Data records
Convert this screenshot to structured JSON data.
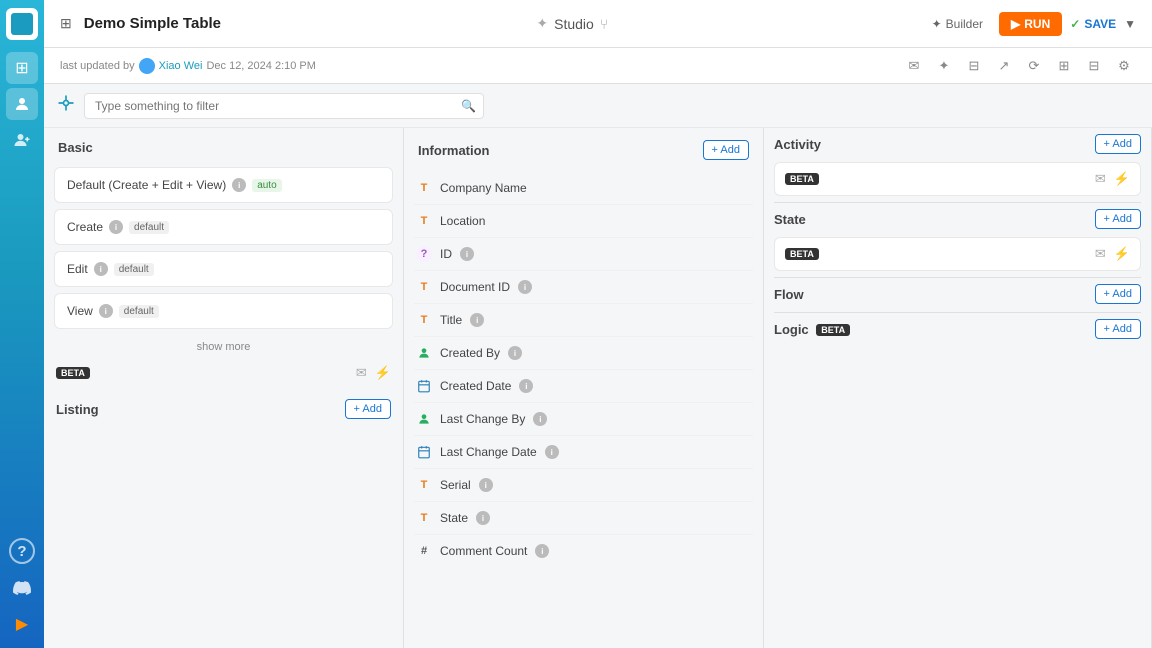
{
  "sidebar": {
    "items": [
      {
        "name": "home",
        "icon": "⊞",
        "active": false
      },
      {
        "name": "users",
        "icon": "👤",
        "active": true
      },
      {
        "name": "user-plus",
        "icon": "👥",
        "active": false
      }
    ],
    "bottom_items": [
      {
        "name": "help",
        "icon": "?"
      },
      {
        "name": "discord",
        "icon": "◉"
      },
      {
        "name": "cursor",
        "icon": "▶"
      }
    ]
  },
  "topbar": {
    "icon": "⊞",
    "title": "Demo Simple Table",
    "studio_label": "Studio",
    "builder_label": "Builder",
    "run_label": "RUN",
    "save_label": "SAVE"
  },
  "subbar": {
    "prefix": "last updated by",
    "user": "Xiao Wei",
    "date": "Dec 12, 2024 2:10 PM",
    "icons": [
      "✉",
      "✦",
      "⊟",
      "✦",
      "⟳",
      "⊟",
      "⊟",
      "✦"
    ]
  },
  "filterbar": {
    "placeholder": "Type something to filter"
  },
  "basic_panel": {
    "title": "Basic",
    "items": [
      {
        "label": "Default (Create + Edit + View)",
        "badge": "auto",
        "has_info": true
      },
      {
        "label": "Create",
        "badge": "default",
        "has_info": true
      },
      {
        "label": "Edit",
        "badge": "default",
        "has_info": true
      },
      {
        "label": "View",
        "badge": "default",
        "has_info": true
      }
    ],
    "show_more": "show more",
    "beta_label": "BETA",
    "listing_title": "Listing",
    "listing_add": "+ Add"
  },
  "information_panel": {
    "title": "Information",
    "add_label": "+ Add",
    "fields": [
      {
        "type": "T",
        "name": "Company Name",
        "has_info": false
      },
      {
        "type": "T",
        "name": "Location",
        "has_info": false
      },
      {
        "type": "Q",
        "name": "ID",
        "has_info": true
      },
      {
        "type": "T",
        "name": "Document ID",
        "has_info": true
      },
      {
        "type": "T",
        "name": "Title",
        "has_info": true
      },
      {
        "type": "person",
        "name": "Created By",
        "has_info": true
      },
      {
        "type": "date",
        "name": "Created Date",
        "has_info": true
      },
      {
        "type": "person",
        "name": "Last Change By",
        "has_info": true
      },
      {
        "type": "date",
        "name": "Last Change Date",
        "has_info": true
      },
      {
        "type": "T",
        "name": "Serial",
        "has_info": true
      },
      {
        "type": "T",
        "name": "State",
        "has_info": true
      },
      {
        "type": "hash",
        "name": "Comment Count",
        "has_info": true
      }
    ]
  },
  "activity_panel": {
    "title": "Activity",
    "add_label": "+ Add",
    "beta_label": "BETA",
    "state_title": "State",
    "state_add_label": "+ Add",
    "state_beta_label": "BETA",
    "flow_title": "Flow",
    "flow_add_label": "+ Add",
    "logic_title": "Logic",
    "logic_beta_label": "BETA",
    "logic_add_label": "+ Add"
  }
}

Brief: Without including the pictures, reproduce all entries exactly.

Exercise solution:
Convert this screenshot to structured JSON data.
{
  "sidebar": {
    "items": [
      {
        "name": "home",
        "icon": "⊞",
        "active": false
      },
      {
        "name": "users",
        "icon": "👤",
        "active": true
      },
      {
        "name": "user-plus",
        "icon": "👥",
        "active": false
      }
    ],
    "bottom_items": [
      {
        "name": "help",
        "icon": "?"
      },
      {
        "name": "discord",
        "icon": "◉"
      },
      {
        "name": "cursor",
        "icon": "▶"
      }
    ]
  },
  "topbar": {
    "icon": "⊞",
    "title": "Demo Simple Table",
    "studio_label": "Studio",
    "builder_label": "Builder",
    "run_label": "RUN",
    "save_label": "SAVE"
  },
  "subbar": {
    "prefix": "last updated by",
    "user": "Xiao Wei",
    "date": "Dec 12, 2024 2:10 PM",
    "icons": [
      "✉",
      "✦",
      "⊟",
      "✦",
      "⟳",
      "⊟",
      "⊟",
      "✦"
    ]
  },
  "filterbar": {
    "placeholder": "Type something to filter"
  },
  "basic_panel": {
    "title": "Basic",
    "items": [
      {
        "label": "Default (Create + Edit + View)",
        "badge": "auto",
        "has_info": true
      },
      {
        "label": "Create",
        "badge": "default",
        "has_info": true
      },
      {
        "label": "Edit",
        "badge": "default",
        "has_info": true
      },
      {
        "label": "View",
        "badge": "default",
        "has_info": true
      }
    ],
    "show_more": "show more",
    "beta_label": "BETA",
    "listing_title": "Listing",
    "listing_add": "+ Add"
  },
  "information_panel": {
    "title": "Information",
    "add_label": "+ Add",
    "fields": [
      {
        "type": "T",
        "name": "Company Name",
        "has_info": false
      },
      {
        "type": "T",
        "name": "Location",
        "has_info": false
      },
      {
        "type": "Q",
        "name": "ID",
        "has_info": true
      },
      {
        "type": "T",
        "name": "Document ID",
        "has_info": true
      },
      {
        "type": "T",
        "name": "Title",
        "has_info": true
      },
      {
        "type": "person",
        "name": "Created By",
        "has_info": true
      },
      {
        "type": "date",
        "name": "Created Date",
        "has_info": true
      },
      {
        "type": "person",
        "name": "Last Change By",
        "has_info": true
      },
      {
        "type": "date",
        "name": "Last Change Date",
        "has_info": true
      },
      {
        "type": "T",
        "name": "Serial",
        "has_info": true
      },
      {
        "type": "T",
        "name": "State",
        "has_info": true
      },
      {
        "type": "hash",
        "name": "Comment Count",
        "has_info": true
      }
    ]
  },
  "activity_panel": {
    "title": "Activity",
    "add_label": "+ Add",
    "beta_label": "BETA",
    "state_title": "State",
    "state_add_label": "+ Add",
    "state_beta_label": "BETA",
    "flow_title": "Flow",
    "flow_add_label": "+ Add",
    "logic_title": "Logic",
    "logic_beta_label": "BETA",
    "logic_add_label": "+ Add"
  }
}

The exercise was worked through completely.